* START Exercise materials *

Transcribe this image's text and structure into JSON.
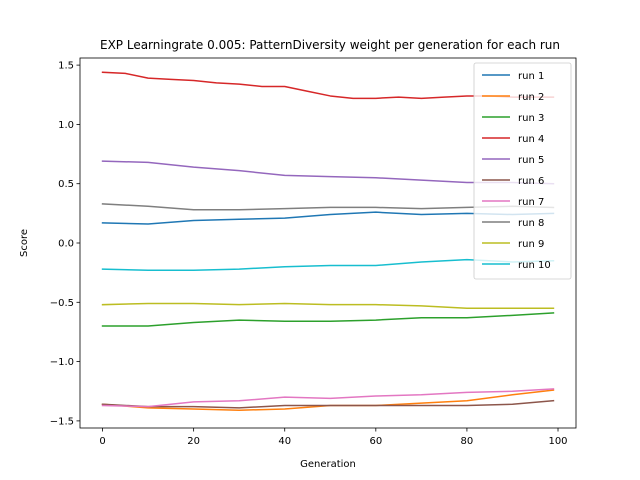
{
  "chart_data": {
    "type": "line",
    "title": "EXP Learningrate 0.005: PatternDiversity weight per generation for each run",
    "xlabel": "Generation",
    "ylabel": "Score",
    "xlim": [
      -4.95,
      103.95
    ],
    "ylim": [
      -1.56,
      1.56
    ],
    "xticks": [
      0,
      20,
      40,
      60,
      80,
      100
    ],
    "xtick_labels": [
      "0",
      "20",
      "40",
      "60",
      "80",
      "100"
    ],
    "yticks": [
      -1.5,
      -1.0,
      -0.5,
      0.0,
      0.5,
      1.0,
      1.5
    ],
    "ytick_labels": [
      "−1.5",
      "−1.0",
      "−0.5",
      "0.0",
      "0.5",
      "1.0",
      "1.5"
    ],
    "legend_position": "top-right",
    "grid": false,
    "series": [
      {
        "name": "run 1",
        "color": "#1f77b4",
        "x": [
          0,
          10,
          20,
          30,
          40,
          50,
          60,
          70,
          80,
          90,
          99
        ],
        "y": [
          0.17,
          0.16,
          0.19,
          0.2,
          0.21,
          0.24,
          0.26,
          0.24,
          0.25,
          0.24,
          0.25
        ]
      },
      {
        "name": "run 2",
        "color": "#ff7f0e",
        "x": [
          0,
          10,
          20,
          30,
          40,
          50,
          60,
          70,
          80,
          90,
          99
        ],
        "y": [
          -1.36,
          -1.39,
          -1.4,
          -1.41,
          -1.4,
          -1.37,
          -1.37,
          -1.35,
          -1.33,
          -1.28,
          -1.24
        ]
      },
      {
        "name": "run 3",
        "color": "#2ca02c",
        "x": [
          0,
          10,
          20,
          30,
          40,
          50,
          60,
          70,
          80,
          90,
          99
        ],
        "y": [
          -0.7,
          -0.7,
          -0.67,
          -0.65,
          -0.66,
          -0.66,
          -0.65,
          -0.63,
          -0.63,
          -0.61,
          -0.59
        ]
      },
      {
        "name": "run 4",
        "color": "#d62728",
        "x": [
          0,
          5,
          10,
          15,
          20,
          25,
          30,
          35,
          40,
          45,
          50,
          55,
          60,
          65,
          70,
          75,
          80,
          85,
          90,
          95,
          99
        ],
        "y": [
          1.44,
          1.43,
          1.39,
          1.38,
          1.37,
          1.35,
          1.34,
          1.32,
          1.32,
          1.28,
          1.24,
          1.22,
          1.22,
          1.23,
          1.22,
          1.23,
          1.24,
          1.24,
          1.23,
          1.23,
          1.23
        ]
      },
      {
        "name": "run 5",
        "color": "#9467bd",
        "x": [
          0,
          10,
          20,
          30,
          40,
          50,
          60,
          70,
          80,
          90,
          99
        ],
        "y": [
          0.69,
          0.68,
          0.64,
          0.61,
          0.57,
          0.56,
          0.55,
          0.53,
          0.51,
          0.51,
          0.5
        ]
      },
      {
        "name": "run 6",
        "color": "#8c564b",
        "x": [
          0,
          10,
          20,
          30,
          40,
          50,
          60,
          70,
          80,
          90,
          99
        ],
        "y": [
          -1.36,
          -1.38,
          -1.38,
          -1.39,
          -1.37,
          -1.37,
          -1.37,
          -1.37,
          -1.37,
          -1.36,
          -1.33
        ]
      },
      {
        "name": "run 7",
        "color": "#e377c2",
        "x": [
          0,
          10,
          20,
          30,
          40,
          50,
          60,
          70,
          80,
          90,
          99
        ],
        "y": [
          -1.37,
          -1.38,
          -1.34,
          -1.33,
          -1.3,
          -1.31,
          -1.29,
          -1.28,
          -1.26,
          -1.25,
          -1.23
        ]
      },
      {
        "name": "run 8",
        "color": "#7f7f7f",
        "x": [
          0,
          10,
          20,
          30,
          40,
          50,
          60,
          70,
          80,
          90,
          99
        ],
        "y": [
          0.33,
          0.31,
          0.28,
          0.28,
          0.29,
          0.3,
          0.3,
          0.29,
          0.3,
          0.31,
          0.3
        ]
      },
      {
        "name": "run 9",
        "color": "#bcbd22",
        "x": [
          0,
          10,
          20,
          30,
          40,
          50,
          60,
          70,
          80,
          90,
          99
        ],
        "y": [
          -0.52,
          -0.51,
          -0.51,
          -0.52,
          -0.51,
          -0.52,
          -0.52,
          -0.53,
          -0.55,
          -0.55,
          -0.55
        ]
      },
      {
        "name": "run 10",
        "color": "#17becf",
        "x": [
          0,
          10,
          20,
          30,
          40,
          50,
          60,
          70,
          80,
          90,
          99
        ],
        "y": [
          -0.22,
          -0.23,
          -0.23,
          -0.22,
          -0.2,
          -0.19,
          -0.19,
          -0.16,
          -0.14,
          -0.16,
          -0.15
        ]
      }
    ]
  }
}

* END Exercise materials *

■ Your goal ■
Using the listing, collect all lines in which the string "color" is found.

■ Output below ■
        "color": "#1f77b4",
        "color": "#ff7f0e",
        "color": "#2ca02c",
        "color": "#d62728",
        "color": "#9467bd",
        "color": "#8c564b",
        "color": "#e377c2",
        "color": "#7f7f7f",
        "color": "#bcbd22",
        "color": "#17becf",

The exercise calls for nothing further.